TASK OBJECTIVE
For each line below that includes the word "THANH", make a copy.
------------------------------------
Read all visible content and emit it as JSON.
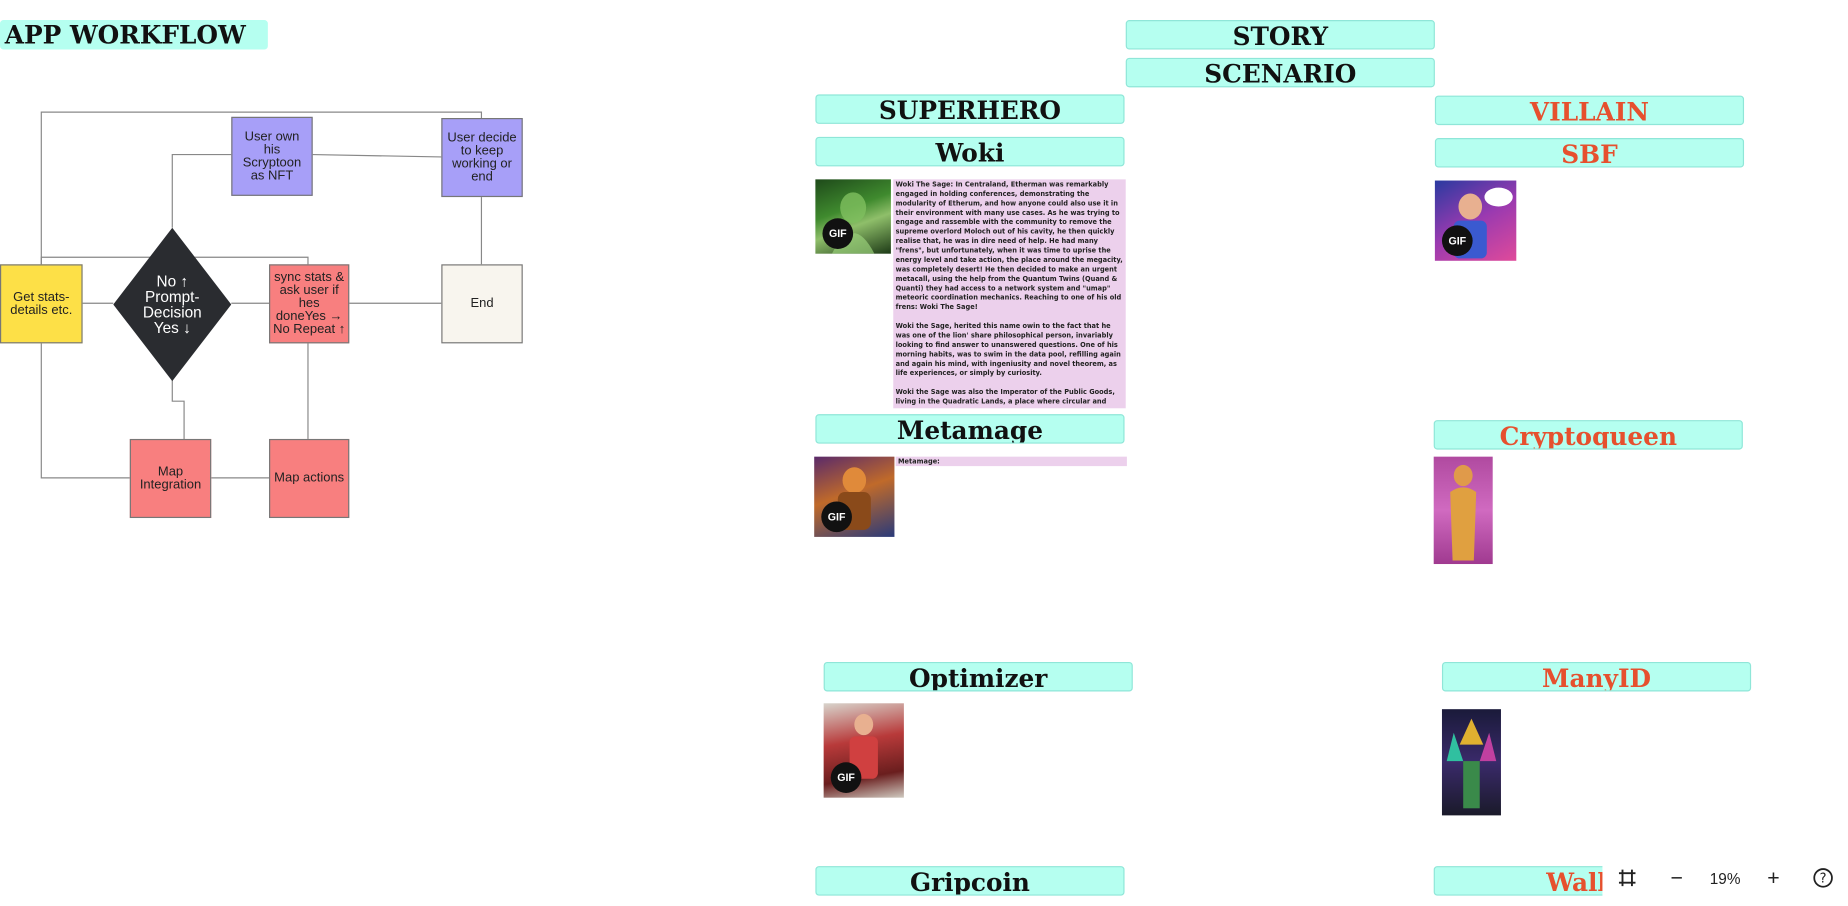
{
  "workflow": {
    "title": "APP WORKFLOW",
    "nodes": {
      "get_stats": "Get stats-details etc.",
      "decision": "No ↑\nPrompt-\nDecision\nYes ↓",
      "own_nft": "User own his Scryptoon as NFT",
      "sync_stats": "sync stats & ask user if hes doneYes → No Repeat ↑",
      "user_decide": "User decide to keep working or end",
      "end": "End",
      "map_integration": "Map Integration",
      "map_actions": "Map actions"
    },
    "colors": {
      "yellow": "#fde047",
      "purple": "#a79ff8",
      "red": "#f87f7f",
      "end": "#f8f5ee",
      "diamond": "#2a2c30"
    }
  },
  "headers": {
    "story": "STORY",
    "scenario": "SCENARIO",
    "superhero": "SUPERHERO",
    "villain": "VILLAIN"
  },
  "characters": {
    "heroes": [
      {
        "name": "Woki",
        "gif": "GIF"
      },
      {
        "name": "Metamage",
        "gif": "GIF"
      },
      {
        "name": "Optimizer",
        "gif": "GIF"
      },
      {
        "name": "Gripcoin"
      }
    ],
    "villains": [
      {
        "name": "SBF",
        "gif": "GIF"
      },
      {
        "name": "Cryptoqueen"
      },
      {
        "name": "ManyID"
      },
      {
        "name": "WallH"
      }
    ]
  },
  "woki_story": [
    "Woki The Sage: In Centraland, Etherman was remarkably engaged in holding conferences, demonstrating the modularity of Etherum, and how anyone could also use it in their environment with many use cases. As he was trying to engage and rassemble with the community to remove the supreme overlord Moloch out of his cavity, he then quickly realise that, he was in dire need of help. He had many \"frens\", but unfortunately, when it was time to uprise the energy level and take action, the place around the megacity, was completely desert! He then decided to make an urgent metacall, using the help from the Quantum Twins (Quand & Quanti) they had access to a network system and \"umap\" meteoric coordination mechanics. Reaching to one of his old frens: Woki The Sage!",
    "Woki the Sage, herited this name owin to the fact that he was one of the lion' share philosophical person, invariably looking to find answer to unanswered questions. One of his morning habits, was to swim in the data pool, refilling again and again his mind, with ingeniusity and novel theorem, as life experiences, or simply by curiosity.",
    "Woki the Sage was also the Imperator of the Public Goods, living in the Quadratic Lands, a place where circular and regenerative cryptoeconomics, and capital allocation for the community, was abondant!"
  ],
  "metamage_story": "Metamage:",
  "toolbar": {
    "zoom": "19%",
    "icons": [
      "fit-to-screen-icon",
      "zoom-out-icon",
      "zoom-in-icon",
      "help-icon"
    ]
  }
}
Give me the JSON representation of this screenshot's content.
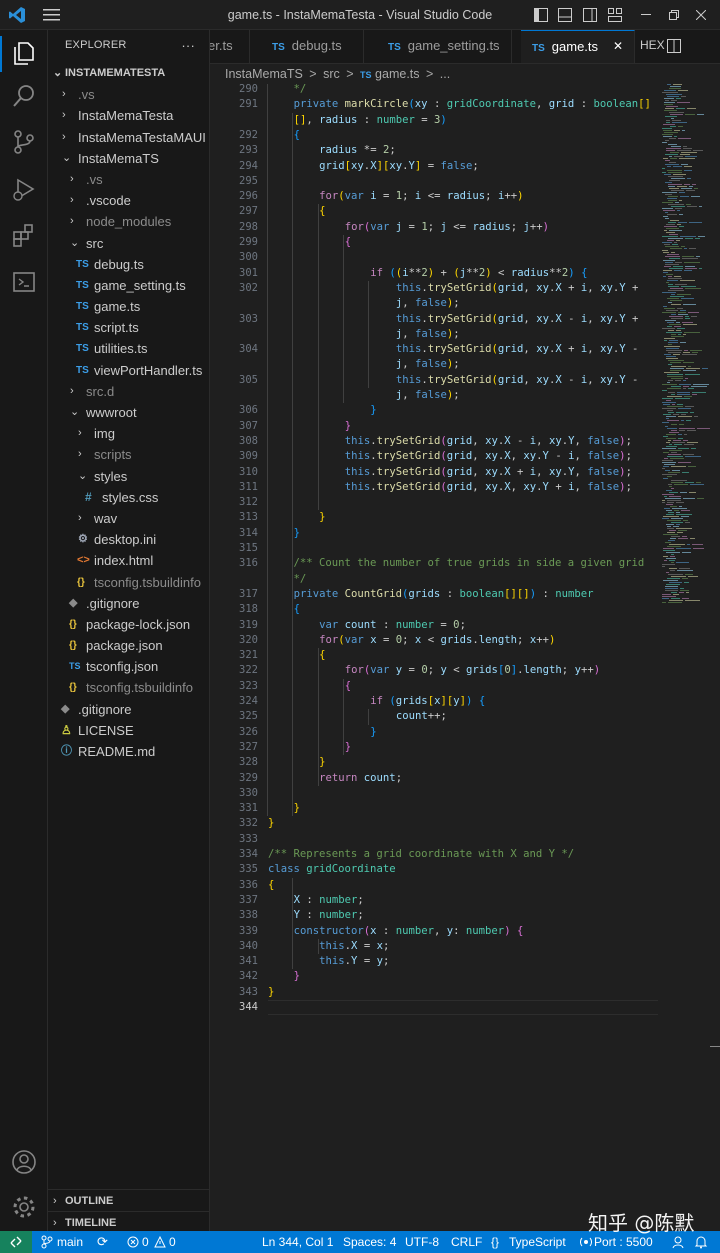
{
  "titlebar": {
    "title": "game.ts - InstaMemaTesta - Visual Studio Code"
  },
  "colors": {
    "accent": "#0078d4",
    "status_bg": "#0078d4",
    "remote_bg": "#16825d",
    "ts_icon": "#3c9ee8",
    "json_icon": "#e8c33c"
  },
  "explorer": {
    "header": "EXPLORER",
    "more": "···",
    "root": "INSTAMEMATESTA",
    "items": [
      {
        "label": ".vs"
      },
      {
        "label": "InstaMemaTesta"
      },
      {
        "label": "InstaMemaTestaMAUI"
      },
      {
        "label": "InstaMemaTS"
      },
      {
        "label": ".vs"
      },
      {
        "label": ".vscode"
      },
      {
        "label": "node_modules"
      },
      {
        "label": "src"
      },
      {
        "label": "debug.ts"
      },
      {
        "label": "game_setting.ts"
      },
      {
        "label": "game.ts"
      },
      {
        "label": "script.ts"
      },
      {
        "label": "utilities.ts"
      },
      {
        "label": "viewPortHandler.ts"
      },
      {
        "label": "src.d"
      },
      {
        "label": "wwwroot"
      },
      {
        "label": "img"
      },
      {
        "label": "scripts"
      },
      {
        "label": "styles"
      },
      {
        "label": "styles.css"
      },
      {
        "label": "wav"
      },
      {
        "label": "desktop.ini"
      },
      {
        "label": "index.html"
      },
      {
        "label": "tsconfig.tsbuildinfo"
      },
      {
        "label": ".gitignore"
      },
      {
        "label": "package-lock.json"
      },
      {
        "label": "package.json"
      },
      {
        "label": "tsconfig.json"
      },
      {
        "label": "tsconfig.tsbuildinfo"
      },
      {
        "label": ".gitignore"
      },
      {
        "label": "LICENSE"
      },
      {
        "label": "README.md"
      }
    ],
    "outline": "OUTLINE",
    "timeline": "TIMELINE"
  },
  "tabs": [
    {
      "label": "er.ts",
      "icon": ""
    },
    {
      "label": "debug.ts",
      "icon": "TS"
    },
    {
      "label": "game_setting.ts",
      "icon": "TS"
    },
    {
      "label": "game.ts",
      "icon": "TS"
    }
  ],
  "tab_actions": {
    "hex": "HEX",
    "close": "✕"
  },
  "breadcrumb": [
    "InstaMemaTS",
    "src",
    "game.ts",
    "..."
  ],
  "breadcrumb_sep": ">",
  "ts_badge": "TS",
  "gutter": [
    "290",
    "291",
    "",
    "292",
    "293",
    "294",
    "295",
    "296",
    "297",
    "298",
    "299",
    "300",
    "301",
    "302",
    "",
    "303",
    "",
    "304",
    "",
    "305",
    "",
    "306",
    "307",
    "308",
    "309",
    "310",
    "311",
    "312",
    "313",
    "314",
    "315",
    "316",
    "",
    "317",
    "318",
    "319",
    "320",
    "321",
    "322",
    "323",
    "324",
    "325",
    "326",
    "327",
    "328",
    "329",
    "330",
    "331",
    "332",
    "333",
    "334",
    "335",
    "336",
    "337",
    "338",
    "339",
    "340",
    "341",
    "342",
    "343",
    "344"
  ],
  "code_lines": [
    "    */",
    "    private markCircle(xy : gridCoordinate, grid : boolean[]",
    "    [], radius : number = 3)",
    "    {",
    "        radius *= 2;",
    "        grid[xy.X][xy.Y] = false;",
    "",
    "        for(var i = 1; i <= radius; i++)",
    "        {",
    "            for(var j = 1; j <= radius; j++)",
    "            {",
    "",
    "                if ((i**2) + (j**2) < radius**2) {",
    "                    this.trySetGrid(grid, xy.X + i, xy.Y +",
    "                    j, false);",
    "                    this.trySetGrid(grid, xy.X - i, xy.Y +",
    "                    j, false);",
    "                    this.trySetGrid(grid, xy.X + i, xy.Y -",
    "                    j, false);",
    "                    this.trySetGrid(grid, xy.X - i, xy.Y -",
    "                    j, false);",
    "                }",
    "            }",
    "            this.trySetGrid(grid, xy.X - i, xy.Y, false);",
    "            this.trySetGrid(grid, xy.X, xy.Y - i, false);",
    "            this.trySetGrid(grid, xy.X + i, xy.Y, false);",
    "            this.trySetGrid(grid, xy.X, xy.Y + i, false);",
    "",
    "        }",
    "    }",
    "",
    "    /** Count the number of true grids in side a given grid",
    "    */",
    "    private CountGrid(grids : boolean[][]) : number",
    "    {",
    "        var count : number = 0;",
    "        for(var x = 0; x < grids.length; x++)",
    "        {",
    "            for(var y = 0; y < grids[0].length; y++)",
    "            {",
    "                if (grids[x][y]) {",
    "                    count++;",
    "                }",
    "            }",
    "        }",
    "        return count;",
    "",
    "    }",
    "}",
    "",
    "/** Represents a grid coordinate with X and Y */",
    "class gridCoordinate",
    "{",
    "    X : number;",
    "    Y : number;",
    "    constructor(x : number, y: number) {",
    "        this.X = x;",
    "        this.Y = y;",
    "    }",
    "}",
    ""
  ],
  "status": {
    "branch": "main",
    "sync": "⟳",
    "errors": "0",
    "warnings": "0",
    "position": "Ln 344, Col 1",
    "spaces": "Spaces: 4",
    "encoding": "UTF-8",
    "eol": "CRLF",
    "braces": "{}",
    "language": "TypeScript",
    "port": "Port : 5500"
  },
  "watermark": "知乎 @陈默"
}
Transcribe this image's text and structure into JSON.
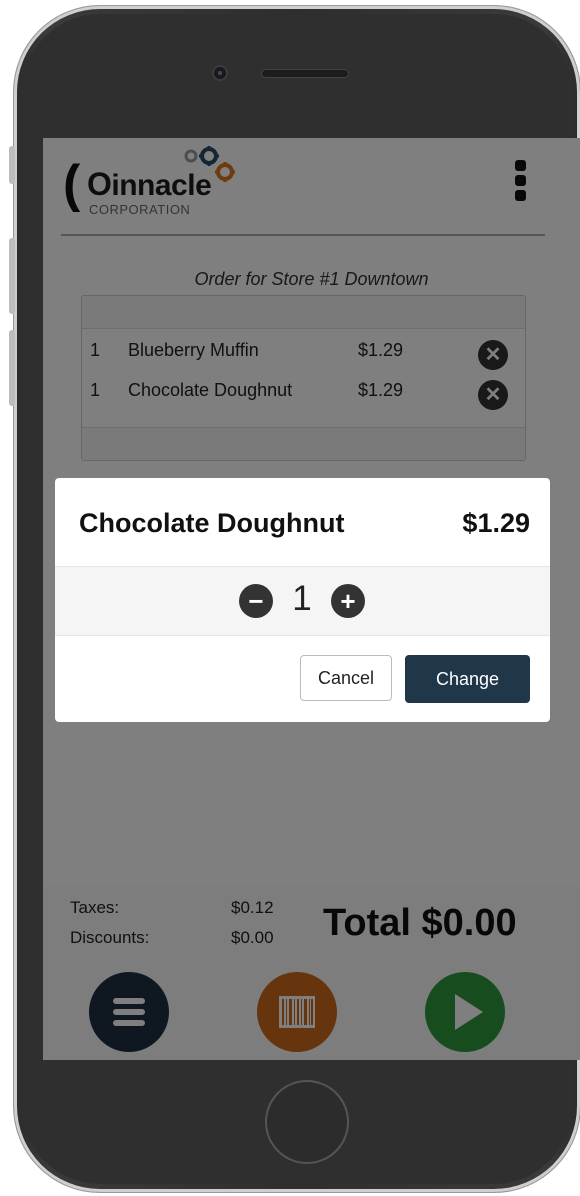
{
  "app": {
    "logo_word": "innacle",
    "logo_sub": "CORPORATION"
  },
  "order": {
    "title": "Order for Store #1 Downtown",
    "items": [
      {
        "qty": "1",
        "name": "Blueberry Muffin",
        "price": "$1.29"
      },
      {
        "qty": "1",
        "name": "Chocolate Doughnut",
        "price": "$1.29"
      }
    ]
  },
  "summary": {
    "taxes_label": "Taxes:",
    "taxes_value": "$0.12",
    "discounts_label": "Discounts:",
    "discounts_value": "$0.00",
    "total": "Total $0.00"
  },
  "modal": {
    "item_name": "Chocolate Doughnut",
    "item_price": "$1.29",
    "quantity": "1",
    "cancel_label": "Cancel",
    "change_label": "Change"
  },
  "icons": {
    "remove": "close-circle-icon",
    "menu": "menu-icon",
    "barcode": "barcode-icon",
    "play": "play-icon",
    "minus": "minus-circle-icon",
    "plus": "plus-circle-icon",
    "more": "more-vertical-icon"
  },
  "colors": {
    "primary": "#203649",
    "barcode_button": "#cc6a1c",
    "play_button": "#2f9a3c",
    "menu_button": "#1f3142",
    "gear_orange": "#d9781c",
    "gear_blue": "#2d4a66"
  }
}
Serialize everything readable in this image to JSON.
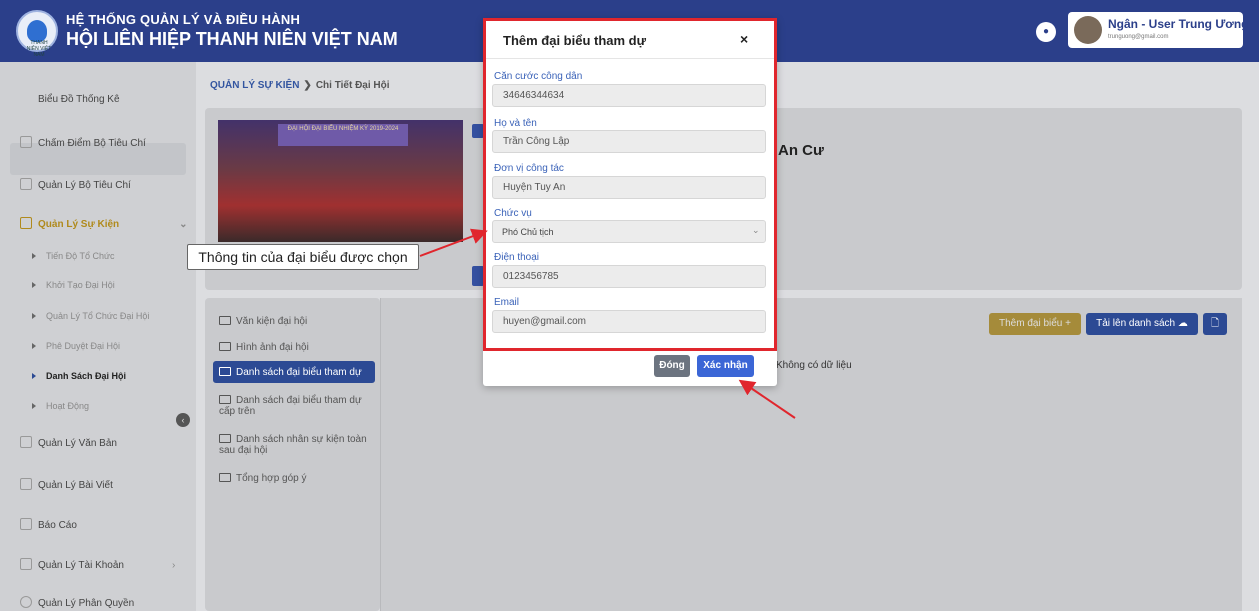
{
  "header": {
    "title_line1": "HỆ THỐNG QUẢN LÝ VÀ ĐIỀU HÀNH",
    "title_line2": "HỘI LIÊN HIỆP THANH NIÊN VIỆT NAM",
    "logo_text": "THANH NIÊN VIỆT NAM",
    "user_name": "Ngân - User Trung Ương",
    "user_email": "trunguong@gmail.com"
  },
  "sidebar": {
    "items": [
      {
        "label": "Biểu Đồ Thống Kê"
      },
      {
        "label": "Chấm Điểm Bộ Tiêu Chí"
      },
      {
        "label": "Quản Lý Bộ Tiêu Chí"
      },
      {
        "label": "Quản Lý Sự Kiện"
      },
      {
        "label": "Quản Lý Văn Bản"
      },
      {
        "label": "Quản Lý Bài Viết"
      },
      {
        "label": "Báo Cáo"
      },
      {
        "label": "Quản Lý Tài Khoản"
      },
      {
        "label": "Quản Lý Phân Quyền"
      }
    ],
    "subitems": [
      {
        "label": "Tiến Độ Tổ Chức"
      },
      {
        "label": "Khởi Tạo Đại Hội"
      },
      {
        "label": "Quản Lý Tổ Chức Đại Hội"
      },
      {
        "label": "Phê Duyệt Đại Hội"
      },
      {
        "label": "Danh Sách Đại Hội"
      },
      {
        "label": "Hoạt Động"
      }
    ]
  },
  "breadcrumb": {
    "section": "QUẢN LÝ SỰ KIỆN",
    "current": "Chi Tiết Đại Hội"
  },
  "event": {
    "banner": "ĐẠI HỘI ĐẠI BIỂU NHIỆM KỲ 2019-2024",
    "title_fragment": "An Cư"
  },
  "folders": [
    {
      "label": "Văn kiện đại hội"
    },
    {
      "label": "Hình ảnh đại hội"
    },
    {
      "label": "Danh sách đại biểu tham dự"
    },
    {
      "label": "Danh sách đại biểu tham dự cấp trên"
    },
    {
      "label": "Danh sách nhân sự kiện toàn sau đại hội"
    },
    {
      "label": "Tổng hợp góp ý"
    }
  ],
  "actions": {
    "add_delegate": "Thêm đại biểu +",
    "upload_list": "Tải lên danh sách ☁",
    "doc": "🗋",
    "no_data": "Không có dữ liệu"
  },
  "callout": "Thông tin của đại biểu được chọn",
  "modal": {
    "title": "Thêm đại biểu tham dự",
    "close": "×",
    "fields": {
      "cccd": {
        "label": "Căn cước công dân",
        "value": "34646344634"
      },
      "name": {
        "label": "Họ và tên",
        "value": "Trần Công Lập"
      },
      "unit": {
        "label": "Đơn vị công tác",
        "value": "Huyện Tuy An"
      },
      "position": {
        "label": "Chức vụ",
        "value": "Phó Chủ tịch"
      },
      "phone": {
        "label": "Điện thoại",
        "value": "0123456785"
      },
      "email": {
        "label": "Email",
        "value": "huyen@gmail.com"
      }
    },
    "btn_close": "Đóng",
    "btn_confirm": "Xác nhận"
  }
}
------------------------------------
OUTPUT FOR THIS TASK
    "title_line2": "HỘI LIÊN HIỆP THANH NIÊN VIỆT NAM",
    "logo_text": "THANH NIÊN VIỆT NAM",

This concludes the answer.